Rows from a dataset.
=-=-=-=-=

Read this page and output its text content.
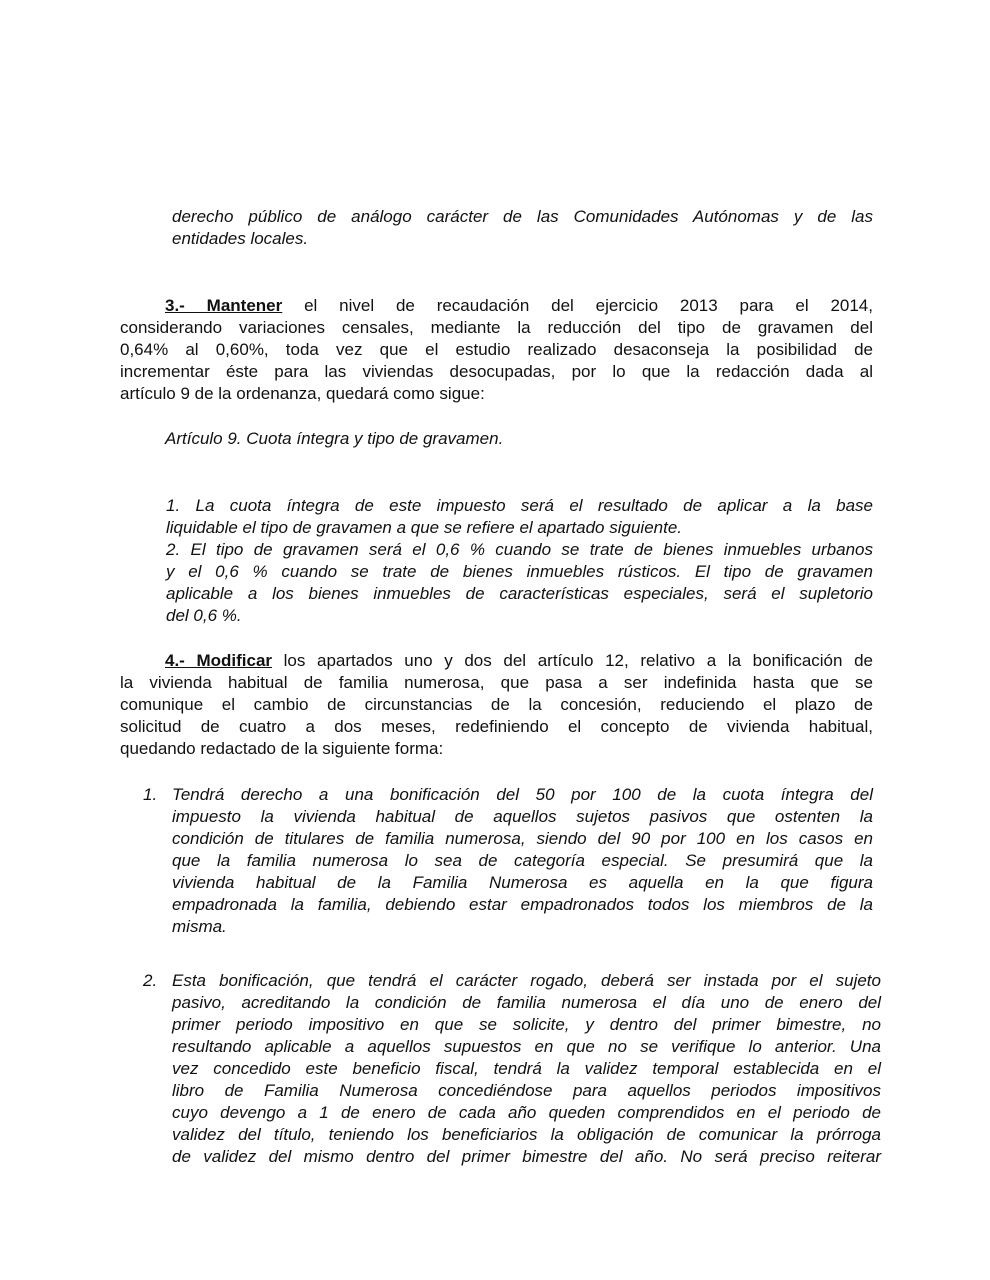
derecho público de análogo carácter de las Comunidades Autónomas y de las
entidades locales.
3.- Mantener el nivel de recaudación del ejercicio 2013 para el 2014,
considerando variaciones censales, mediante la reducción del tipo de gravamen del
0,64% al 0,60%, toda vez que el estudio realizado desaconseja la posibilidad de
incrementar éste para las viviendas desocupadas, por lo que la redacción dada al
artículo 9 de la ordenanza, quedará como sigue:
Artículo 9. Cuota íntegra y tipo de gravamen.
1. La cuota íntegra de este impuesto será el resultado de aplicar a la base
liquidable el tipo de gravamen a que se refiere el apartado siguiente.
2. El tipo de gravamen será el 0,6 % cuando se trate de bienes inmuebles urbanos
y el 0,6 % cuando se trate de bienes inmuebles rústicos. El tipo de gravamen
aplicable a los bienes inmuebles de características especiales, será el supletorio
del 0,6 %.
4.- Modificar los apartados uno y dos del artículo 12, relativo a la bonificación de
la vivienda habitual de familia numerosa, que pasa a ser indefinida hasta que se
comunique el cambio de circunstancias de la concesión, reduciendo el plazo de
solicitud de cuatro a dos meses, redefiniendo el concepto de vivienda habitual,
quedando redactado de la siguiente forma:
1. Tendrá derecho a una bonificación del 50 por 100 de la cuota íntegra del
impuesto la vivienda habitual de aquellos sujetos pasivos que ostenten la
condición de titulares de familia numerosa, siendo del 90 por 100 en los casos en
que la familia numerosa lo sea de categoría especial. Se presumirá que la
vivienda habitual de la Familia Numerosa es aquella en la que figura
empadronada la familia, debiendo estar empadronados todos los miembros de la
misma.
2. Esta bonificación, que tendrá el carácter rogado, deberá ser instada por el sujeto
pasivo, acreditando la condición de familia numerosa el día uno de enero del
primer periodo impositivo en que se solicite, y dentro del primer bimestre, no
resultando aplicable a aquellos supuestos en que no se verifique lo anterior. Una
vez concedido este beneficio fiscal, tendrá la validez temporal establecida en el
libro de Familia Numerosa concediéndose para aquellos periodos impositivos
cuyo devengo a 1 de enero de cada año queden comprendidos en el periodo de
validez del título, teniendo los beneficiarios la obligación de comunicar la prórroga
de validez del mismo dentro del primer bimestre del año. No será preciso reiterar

=-=-=-=-=

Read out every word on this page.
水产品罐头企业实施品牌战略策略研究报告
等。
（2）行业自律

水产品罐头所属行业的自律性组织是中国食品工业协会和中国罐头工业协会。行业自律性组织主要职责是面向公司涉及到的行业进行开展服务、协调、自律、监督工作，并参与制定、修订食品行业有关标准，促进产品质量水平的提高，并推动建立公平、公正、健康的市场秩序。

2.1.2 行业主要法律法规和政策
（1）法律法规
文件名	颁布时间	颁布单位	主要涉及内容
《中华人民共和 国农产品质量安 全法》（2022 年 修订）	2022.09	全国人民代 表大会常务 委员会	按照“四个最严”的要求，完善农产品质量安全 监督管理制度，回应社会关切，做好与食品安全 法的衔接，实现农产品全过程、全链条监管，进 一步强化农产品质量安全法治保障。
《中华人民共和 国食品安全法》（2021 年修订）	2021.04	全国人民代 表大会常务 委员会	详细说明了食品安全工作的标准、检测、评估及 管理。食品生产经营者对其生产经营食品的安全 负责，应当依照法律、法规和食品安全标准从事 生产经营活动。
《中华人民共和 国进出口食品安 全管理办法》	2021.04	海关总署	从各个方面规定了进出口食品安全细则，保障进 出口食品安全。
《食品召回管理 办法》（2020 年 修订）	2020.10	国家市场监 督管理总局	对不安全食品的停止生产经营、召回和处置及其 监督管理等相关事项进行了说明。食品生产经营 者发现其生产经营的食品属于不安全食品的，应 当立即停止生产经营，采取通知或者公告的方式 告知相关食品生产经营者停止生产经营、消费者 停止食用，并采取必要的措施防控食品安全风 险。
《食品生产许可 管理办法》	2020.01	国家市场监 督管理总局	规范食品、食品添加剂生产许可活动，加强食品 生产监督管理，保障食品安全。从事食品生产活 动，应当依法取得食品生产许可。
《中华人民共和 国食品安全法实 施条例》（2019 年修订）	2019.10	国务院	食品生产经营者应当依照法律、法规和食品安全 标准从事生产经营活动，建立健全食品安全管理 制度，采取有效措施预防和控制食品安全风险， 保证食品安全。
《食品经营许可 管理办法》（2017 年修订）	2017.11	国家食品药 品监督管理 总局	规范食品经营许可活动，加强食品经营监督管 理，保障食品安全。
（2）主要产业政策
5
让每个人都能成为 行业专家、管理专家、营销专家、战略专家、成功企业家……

=-=-=-=-=

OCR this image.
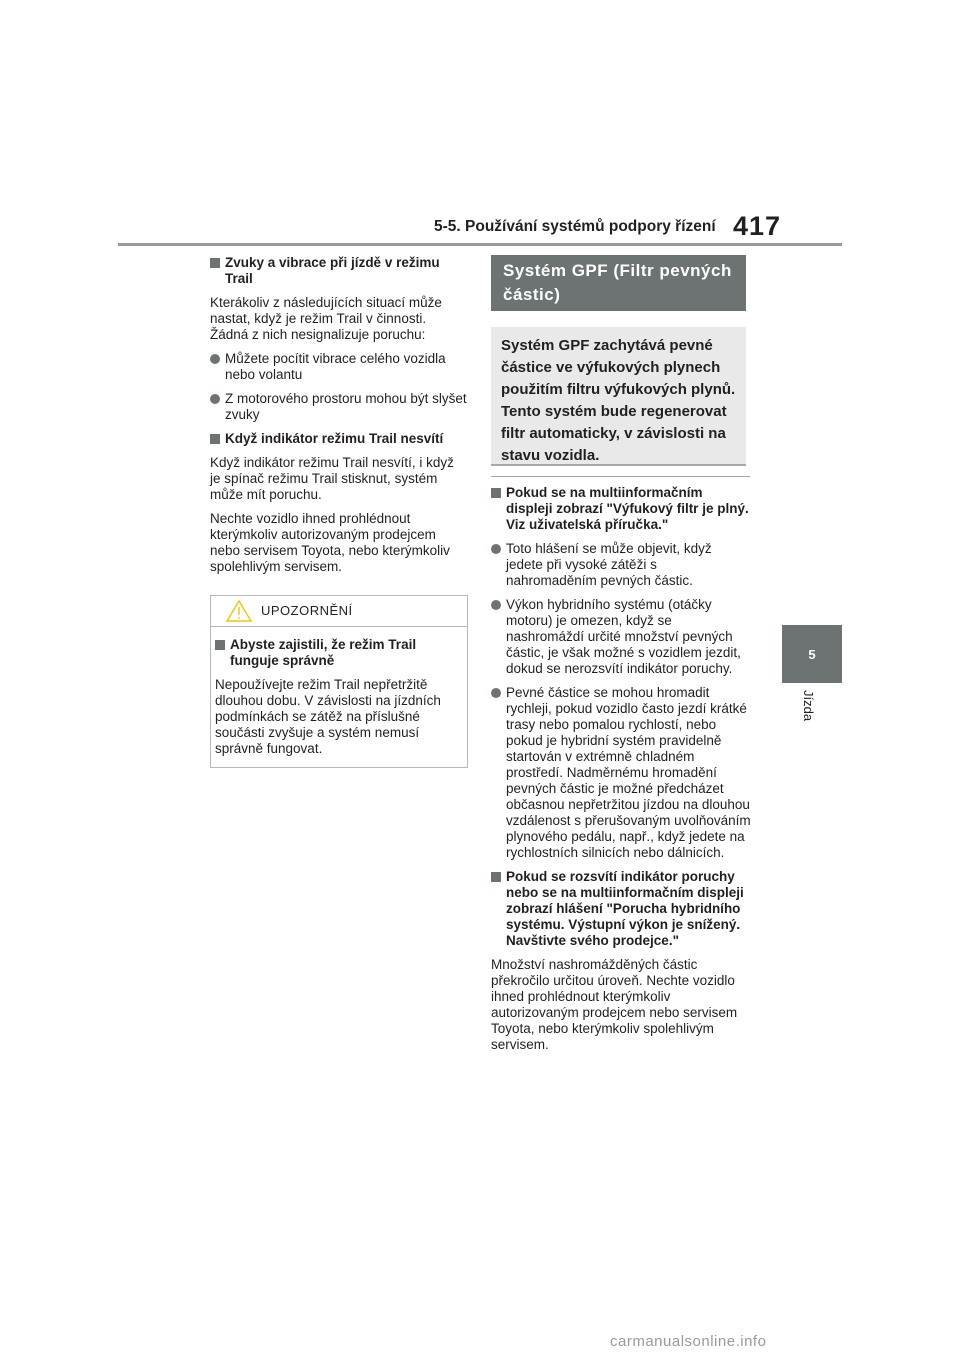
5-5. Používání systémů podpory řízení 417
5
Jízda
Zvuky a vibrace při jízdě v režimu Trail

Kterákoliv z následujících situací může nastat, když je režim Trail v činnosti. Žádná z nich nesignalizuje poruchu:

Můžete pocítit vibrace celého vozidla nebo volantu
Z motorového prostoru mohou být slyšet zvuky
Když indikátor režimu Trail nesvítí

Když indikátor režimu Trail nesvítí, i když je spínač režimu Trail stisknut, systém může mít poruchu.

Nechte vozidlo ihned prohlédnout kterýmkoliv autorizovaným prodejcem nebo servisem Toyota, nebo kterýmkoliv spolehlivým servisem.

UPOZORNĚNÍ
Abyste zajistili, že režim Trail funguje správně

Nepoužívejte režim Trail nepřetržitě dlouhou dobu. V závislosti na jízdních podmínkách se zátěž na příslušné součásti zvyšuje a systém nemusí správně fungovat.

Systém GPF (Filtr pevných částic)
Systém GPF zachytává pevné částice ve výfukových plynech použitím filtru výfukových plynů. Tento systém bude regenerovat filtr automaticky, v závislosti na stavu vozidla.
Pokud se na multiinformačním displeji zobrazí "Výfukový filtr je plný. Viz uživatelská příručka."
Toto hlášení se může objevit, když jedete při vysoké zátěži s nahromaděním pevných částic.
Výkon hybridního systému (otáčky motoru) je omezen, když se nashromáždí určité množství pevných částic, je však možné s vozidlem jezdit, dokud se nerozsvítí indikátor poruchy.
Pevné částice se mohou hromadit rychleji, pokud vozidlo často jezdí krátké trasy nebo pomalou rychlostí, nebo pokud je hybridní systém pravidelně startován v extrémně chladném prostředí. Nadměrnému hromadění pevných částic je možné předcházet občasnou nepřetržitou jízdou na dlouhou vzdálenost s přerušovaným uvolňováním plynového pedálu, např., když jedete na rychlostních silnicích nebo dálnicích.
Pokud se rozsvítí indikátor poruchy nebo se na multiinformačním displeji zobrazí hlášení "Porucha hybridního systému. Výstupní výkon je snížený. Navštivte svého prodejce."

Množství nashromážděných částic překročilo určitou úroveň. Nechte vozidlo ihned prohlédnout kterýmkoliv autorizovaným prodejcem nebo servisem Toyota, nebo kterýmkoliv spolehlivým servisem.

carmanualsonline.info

=-=-=-=-=

Given request.
From the entries above, collect every line with the string "kterýmkoliv" in it.

Result for this task.
Nechte vozidlo ihned prohlédnout kterýmkoliv autorizovaným prodejcem nebo servisem Toyota, nebo kterýmkoliv spolehlivým servisem.
Množství nashromážděných částic překročilo určitou úroveň. Nechte vozidlo ihned prohlédnout kterýmkoliv autorizovaným prodejcem nebo servisem Toyota, nebo kterýmkoliv spolehlivým servisem.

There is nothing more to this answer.